** begin Stored rows **
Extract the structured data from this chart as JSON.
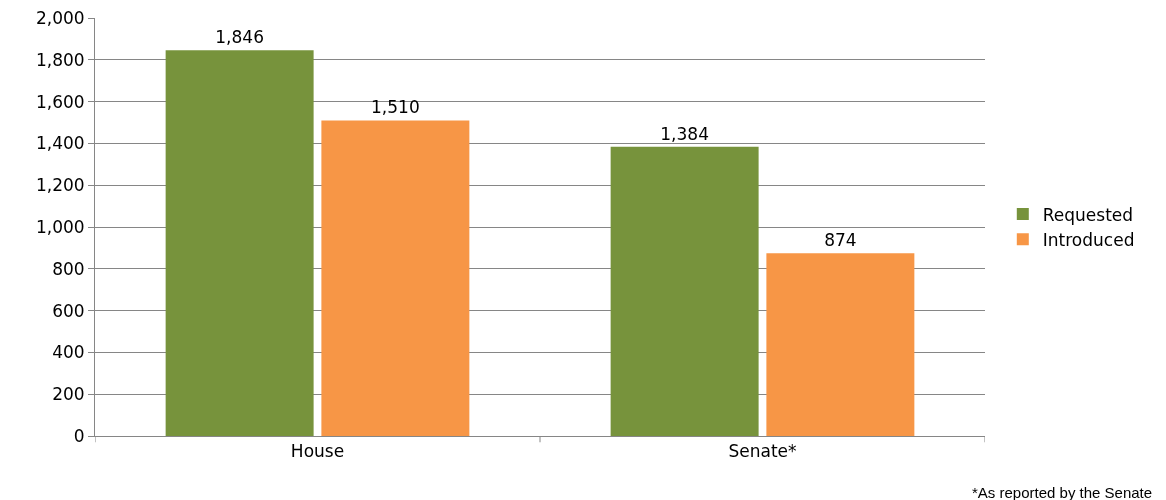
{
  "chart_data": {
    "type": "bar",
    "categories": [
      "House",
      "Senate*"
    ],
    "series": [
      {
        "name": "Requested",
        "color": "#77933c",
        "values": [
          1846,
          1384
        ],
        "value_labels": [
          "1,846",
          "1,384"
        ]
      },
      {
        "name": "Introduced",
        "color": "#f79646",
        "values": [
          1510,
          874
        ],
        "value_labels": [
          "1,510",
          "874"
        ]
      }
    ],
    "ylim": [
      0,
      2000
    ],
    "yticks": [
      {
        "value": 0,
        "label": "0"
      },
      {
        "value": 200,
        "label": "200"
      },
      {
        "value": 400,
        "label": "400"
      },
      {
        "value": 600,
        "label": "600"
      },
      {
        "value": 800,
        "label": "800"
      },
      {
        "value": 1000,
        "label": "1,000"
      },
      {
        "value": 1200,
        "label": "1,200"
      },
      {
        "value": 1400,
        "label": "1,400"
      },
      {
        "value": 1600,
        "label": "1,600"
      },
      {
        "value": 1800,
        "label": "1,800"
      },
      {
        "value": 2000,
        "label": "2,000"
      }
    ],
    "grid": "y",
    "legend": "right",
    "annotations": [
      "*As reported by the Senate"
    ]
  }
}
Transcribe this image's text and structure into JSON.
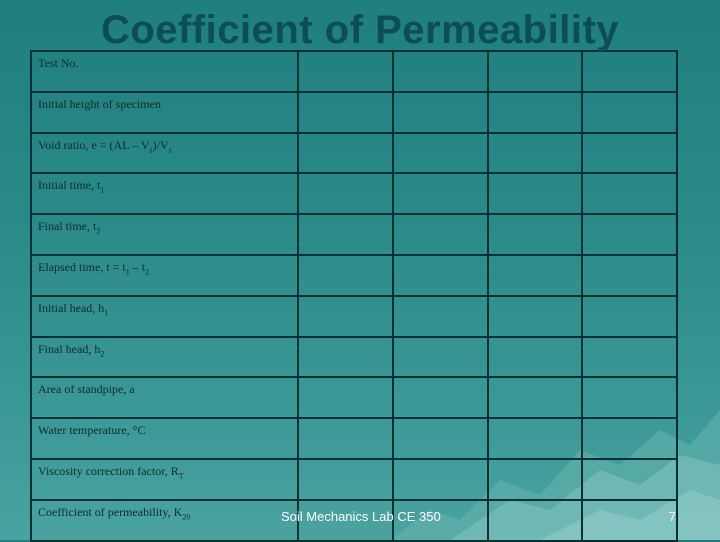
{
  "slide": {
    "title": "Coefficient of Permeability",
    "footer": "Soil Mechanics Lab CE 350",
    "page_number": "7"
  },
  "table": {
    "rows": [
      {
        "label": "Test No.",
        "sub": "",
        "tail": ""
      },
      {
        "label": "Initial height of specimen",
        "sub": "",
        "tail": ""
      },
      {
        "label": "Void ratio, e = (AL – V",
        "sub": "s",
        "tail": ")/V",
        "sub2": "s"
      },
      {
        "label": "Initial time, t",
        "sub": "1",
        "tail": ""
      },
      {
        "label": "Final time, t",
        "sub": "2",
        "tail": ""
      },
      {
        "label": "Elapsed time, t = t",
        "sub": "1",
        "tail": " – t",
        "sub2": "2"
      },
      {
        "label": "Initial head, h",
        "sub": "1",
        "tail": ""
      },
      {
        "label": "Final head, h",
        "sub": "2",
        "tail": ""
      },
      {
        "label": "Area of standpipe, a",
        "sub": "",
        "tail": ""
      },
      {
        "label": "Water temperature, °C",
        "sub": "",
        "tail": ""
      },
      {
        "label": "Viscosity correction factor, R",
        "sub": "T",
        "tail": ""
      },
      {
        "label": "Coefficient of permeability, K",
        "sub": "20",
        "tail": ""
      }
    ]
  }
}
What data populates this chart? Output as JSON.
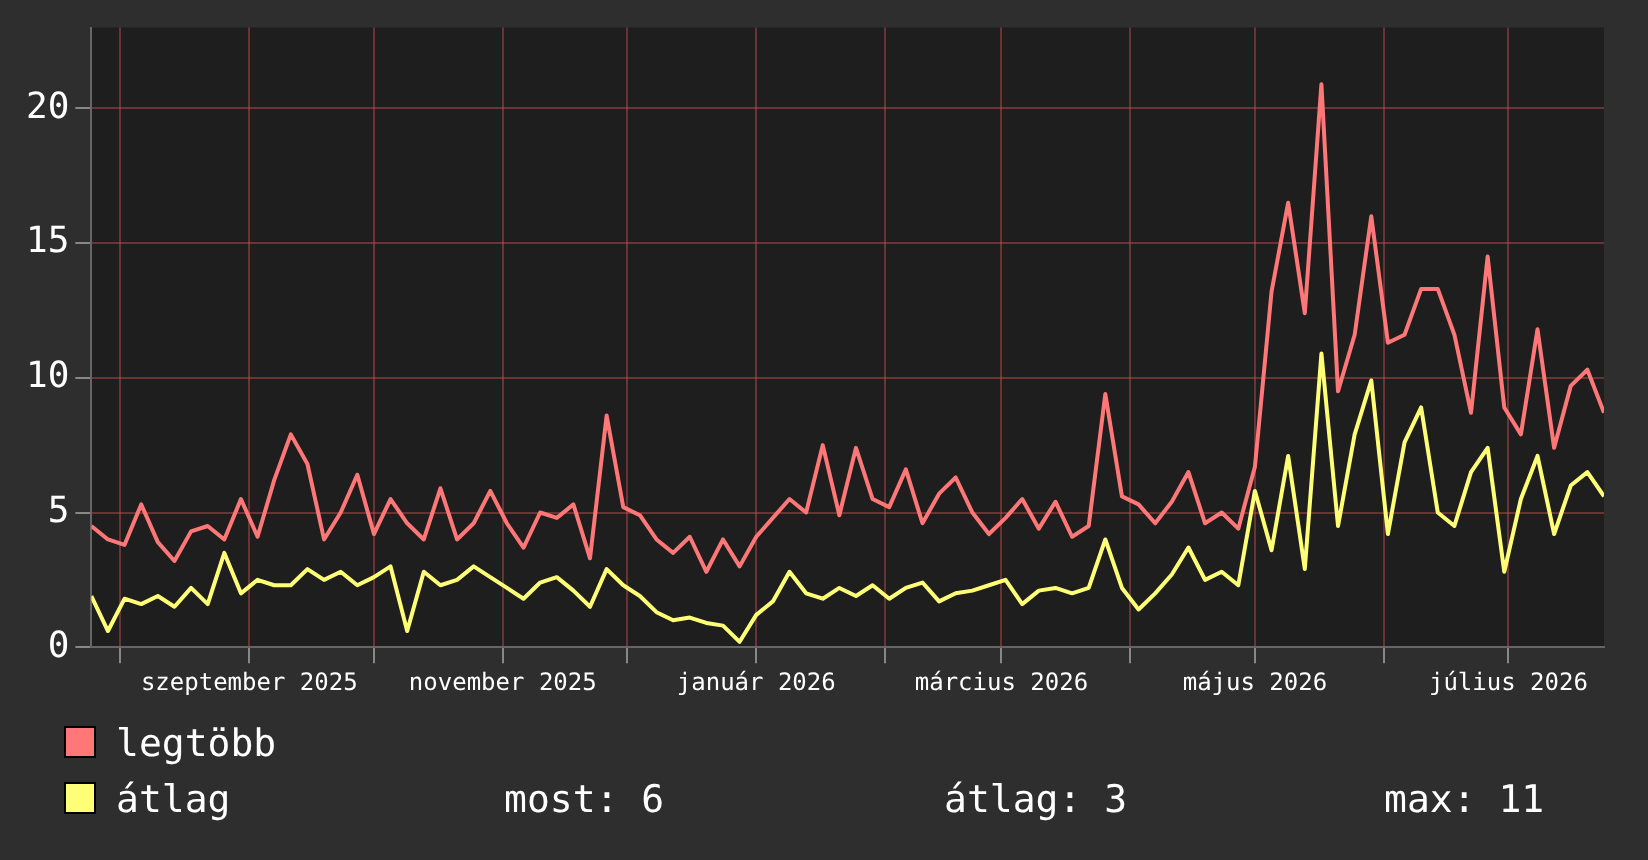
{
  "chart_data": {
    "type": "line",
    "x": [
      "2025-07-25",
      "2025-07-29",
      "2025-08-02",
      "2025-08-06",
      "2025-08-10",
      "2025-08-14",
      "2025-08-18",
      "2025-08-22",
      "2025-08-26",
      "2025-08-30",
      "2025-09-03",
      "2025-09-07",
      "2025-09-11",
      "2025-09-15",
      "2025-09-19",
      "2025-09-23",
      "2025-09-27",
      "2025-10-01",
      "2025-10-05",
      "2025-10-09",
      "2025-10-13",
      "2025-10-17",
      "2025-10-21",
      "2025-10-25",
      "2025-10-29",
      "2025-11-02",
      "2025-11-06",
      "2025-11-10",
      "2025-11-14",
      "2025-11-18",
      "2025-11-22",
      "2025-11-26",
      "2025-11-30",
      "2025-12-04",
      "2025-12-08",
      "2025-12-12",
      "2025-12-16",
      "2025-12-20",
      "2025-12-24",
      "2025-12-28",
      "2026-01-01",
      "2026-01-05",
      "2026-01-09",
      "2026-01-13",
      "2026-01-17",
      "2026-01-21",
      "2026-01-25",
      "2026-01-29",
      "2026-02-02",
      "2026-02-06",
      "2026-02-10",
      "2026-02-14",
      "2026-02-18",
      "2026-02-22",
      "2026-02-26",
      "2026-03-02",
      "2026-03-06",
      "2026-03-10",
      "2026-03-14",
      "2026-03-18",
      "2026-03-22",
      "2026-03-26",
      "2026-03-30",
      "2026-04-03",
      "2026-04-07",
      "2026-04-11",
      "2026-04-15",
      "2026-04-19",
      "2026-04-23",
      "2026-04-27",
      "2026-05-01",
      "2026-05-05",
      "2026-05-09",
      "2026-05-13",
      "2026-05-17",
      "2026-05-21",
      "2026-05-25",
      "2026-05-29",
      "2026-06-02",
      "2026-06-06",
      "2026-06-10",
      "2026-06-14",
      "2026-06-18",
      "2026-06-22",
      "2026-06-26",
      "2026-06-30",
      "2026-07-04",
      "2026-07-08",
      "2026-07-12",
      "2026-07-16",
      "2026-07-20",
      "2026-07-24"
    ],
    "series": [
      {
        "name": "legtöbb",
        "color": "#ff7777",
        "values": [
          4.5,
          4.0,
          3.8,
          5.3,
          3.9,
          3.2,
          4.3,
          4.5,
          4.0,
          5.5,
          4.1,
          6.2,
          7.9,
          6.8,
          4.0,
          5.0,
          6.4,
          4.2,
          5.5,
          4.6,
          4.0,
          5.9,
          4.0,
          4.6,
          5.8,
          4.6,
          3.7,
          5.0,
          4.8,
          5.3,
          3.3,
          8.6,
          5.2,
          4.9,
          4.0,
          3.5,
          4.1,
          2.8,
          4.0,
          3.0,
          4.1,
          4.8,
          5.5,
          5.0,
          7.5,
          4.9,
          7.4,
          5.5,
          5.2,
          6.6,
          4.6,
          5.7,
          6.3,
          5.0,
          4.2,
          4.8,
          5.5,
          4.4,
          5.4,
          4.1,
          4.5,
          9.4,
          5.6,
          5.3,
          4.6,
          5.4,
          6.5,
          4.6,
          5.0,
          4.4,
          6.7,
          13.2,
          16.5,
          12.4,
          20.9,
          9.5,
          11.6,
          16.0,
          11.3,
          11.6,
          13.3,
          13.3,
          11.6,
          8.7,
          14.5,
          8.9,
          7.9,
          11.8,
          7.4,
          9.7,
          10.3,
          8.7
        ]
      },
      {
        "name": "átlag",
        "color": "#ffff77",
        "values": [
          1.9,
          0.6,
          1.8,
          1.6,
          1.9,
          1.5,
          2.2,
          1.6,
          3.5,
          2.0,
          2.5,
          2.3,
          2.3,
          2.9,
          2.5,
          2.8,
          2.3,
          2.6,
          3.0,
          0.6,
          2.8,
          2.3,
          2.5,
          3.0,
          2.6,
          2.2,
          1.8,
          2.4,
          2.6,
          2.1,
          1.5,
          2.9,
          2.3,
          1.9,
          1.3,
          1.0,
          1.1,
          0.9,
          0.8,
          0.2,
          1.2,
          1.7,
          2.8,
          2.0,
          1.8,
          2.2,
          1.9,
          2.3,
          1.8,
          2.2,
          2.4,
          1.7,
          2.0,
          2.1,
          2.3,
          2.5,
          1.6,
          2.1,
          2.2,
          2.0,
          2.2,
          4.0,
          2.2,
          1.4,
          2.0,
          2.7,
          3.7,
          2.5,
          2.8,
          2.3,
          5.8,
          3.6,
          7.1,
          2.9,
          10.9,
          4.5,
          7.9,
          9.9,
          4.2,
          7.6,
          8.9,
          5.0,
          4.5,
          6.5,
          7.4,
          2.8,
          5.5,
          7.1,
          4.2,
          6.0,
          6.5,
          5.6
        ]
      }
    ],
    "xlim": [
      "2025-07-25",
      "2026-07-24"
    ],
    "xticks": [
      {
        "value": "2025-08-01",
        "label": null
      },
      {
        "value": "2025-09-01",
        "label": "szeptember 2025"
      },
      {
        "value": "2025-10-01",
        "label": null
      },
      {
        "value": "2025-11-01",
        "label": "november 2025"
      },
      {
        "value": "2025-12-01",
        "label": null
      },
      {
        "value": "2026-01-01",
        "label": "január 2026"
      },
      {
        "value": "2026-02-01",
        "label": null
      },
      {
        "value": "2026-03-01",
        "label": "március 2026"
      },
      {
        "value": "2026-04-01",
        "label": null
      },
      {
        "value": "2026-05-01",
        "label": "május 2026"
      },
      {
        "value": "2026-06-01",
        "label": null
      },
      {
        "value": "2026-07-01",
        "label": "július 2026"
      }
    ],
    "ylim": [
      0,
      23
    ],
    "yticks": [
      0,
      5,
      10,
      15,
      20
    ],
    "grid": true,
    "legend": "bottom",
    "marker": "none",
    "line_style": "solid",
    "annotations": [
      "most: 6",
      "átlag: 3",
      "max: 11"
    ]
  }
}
** end Stored rows **
** begin Stored rows **
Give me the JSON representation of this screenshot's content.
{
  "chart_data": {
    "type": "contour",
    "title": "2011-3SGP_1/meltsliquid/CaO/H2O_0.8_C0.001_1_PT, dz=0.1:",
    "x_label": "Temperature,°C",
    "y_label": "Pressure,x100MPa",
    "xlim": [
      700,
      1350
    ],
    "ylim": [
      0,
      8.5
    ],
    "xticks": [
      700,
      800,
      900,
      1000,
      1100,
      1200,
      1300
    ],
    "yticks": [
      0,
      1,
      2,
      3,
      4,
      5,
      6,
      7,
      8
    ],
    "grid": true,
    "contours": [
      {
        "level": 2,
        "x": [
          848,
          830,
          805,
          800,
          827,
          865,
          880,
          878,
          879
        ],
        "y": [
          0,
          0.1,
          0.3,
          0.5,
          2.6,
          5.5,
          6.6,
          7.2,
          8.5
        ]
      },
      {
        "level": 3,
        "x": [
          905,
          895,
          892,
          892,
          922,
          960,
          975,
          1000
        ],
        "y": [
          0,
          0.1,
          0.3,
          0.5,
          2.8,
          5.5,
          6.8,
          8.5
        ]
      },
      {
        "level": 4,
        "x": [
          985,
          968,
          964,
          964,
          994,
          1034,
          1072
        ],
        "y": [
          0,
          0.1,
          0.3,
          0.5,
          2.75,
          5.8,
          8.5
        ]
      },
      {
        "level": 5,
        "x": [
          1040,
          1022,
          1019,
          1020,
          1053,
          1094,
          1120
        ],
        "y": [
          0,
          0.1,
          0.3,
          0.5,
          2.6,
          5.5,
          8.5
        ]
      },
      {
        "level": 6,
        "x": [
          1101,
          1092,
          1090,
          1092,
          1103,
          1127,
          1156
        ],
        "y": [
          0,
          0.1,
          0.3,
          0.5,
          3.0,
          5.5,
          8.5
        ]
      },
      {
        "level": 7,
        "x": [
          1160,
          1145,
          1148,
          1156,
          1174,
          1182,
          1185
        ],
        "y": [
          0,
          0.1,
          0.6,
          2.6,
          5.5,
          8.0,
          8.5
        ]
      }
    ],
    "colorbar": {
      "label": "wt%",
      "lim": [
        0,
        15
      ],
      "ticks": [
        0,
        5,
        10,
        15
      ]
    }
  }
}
** end Stored rows **
** begin Stored rows **
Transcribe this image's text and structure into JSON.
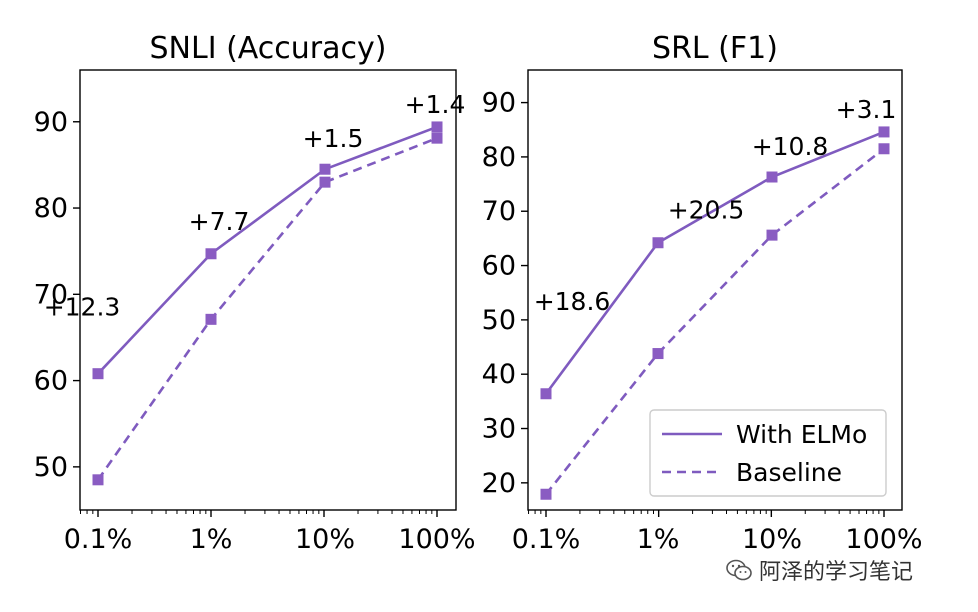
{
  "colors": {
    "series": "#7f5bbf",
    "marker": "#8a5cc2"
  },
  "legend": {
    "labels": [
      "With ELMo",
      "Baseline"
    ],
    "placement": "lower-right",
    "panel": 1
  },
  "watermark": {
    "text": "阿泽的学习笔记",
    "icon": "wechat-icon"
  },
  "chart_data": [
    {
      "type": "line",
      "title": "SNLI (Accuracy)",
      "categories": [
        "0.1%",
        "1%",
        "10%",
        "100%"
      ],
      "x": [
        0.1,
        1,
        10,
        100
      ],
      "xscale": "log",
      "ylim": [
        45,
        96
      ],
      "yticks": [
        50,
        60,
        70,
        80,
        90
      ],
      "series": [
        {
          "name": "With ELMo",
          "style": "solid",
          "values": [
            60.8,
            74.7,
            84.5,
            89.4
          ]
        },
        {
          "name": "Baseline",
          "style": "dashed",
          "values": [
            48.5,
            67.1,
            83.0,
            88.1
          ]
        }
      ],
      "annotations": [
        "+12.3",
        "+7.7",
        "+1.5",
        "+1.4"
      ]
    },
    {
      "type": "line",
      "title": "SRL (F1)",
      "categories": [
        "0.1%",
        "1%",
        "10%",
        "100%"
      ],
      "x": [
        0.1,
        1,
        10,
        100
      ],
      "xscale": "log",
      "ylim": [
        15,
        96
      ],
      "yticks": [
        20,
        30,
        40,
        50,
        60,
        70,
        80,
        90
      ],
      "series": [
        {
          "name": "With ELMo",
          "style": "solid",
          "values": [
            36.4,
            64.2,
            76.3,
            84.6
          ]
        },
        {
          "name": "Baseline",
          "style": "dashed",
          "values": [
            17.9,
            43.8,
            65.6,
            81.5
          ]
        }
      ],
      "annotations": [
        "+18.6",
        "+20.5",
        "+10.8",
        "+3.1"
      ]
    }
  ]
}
** end Stored rows **
§ **Task to carry out**
Filter the records above for "time" and copy every matching line.

§ **Solution below**
        "label": "Initial time, t",
        "label": "Final time, t",
        "label": "Elapsed time, t = t",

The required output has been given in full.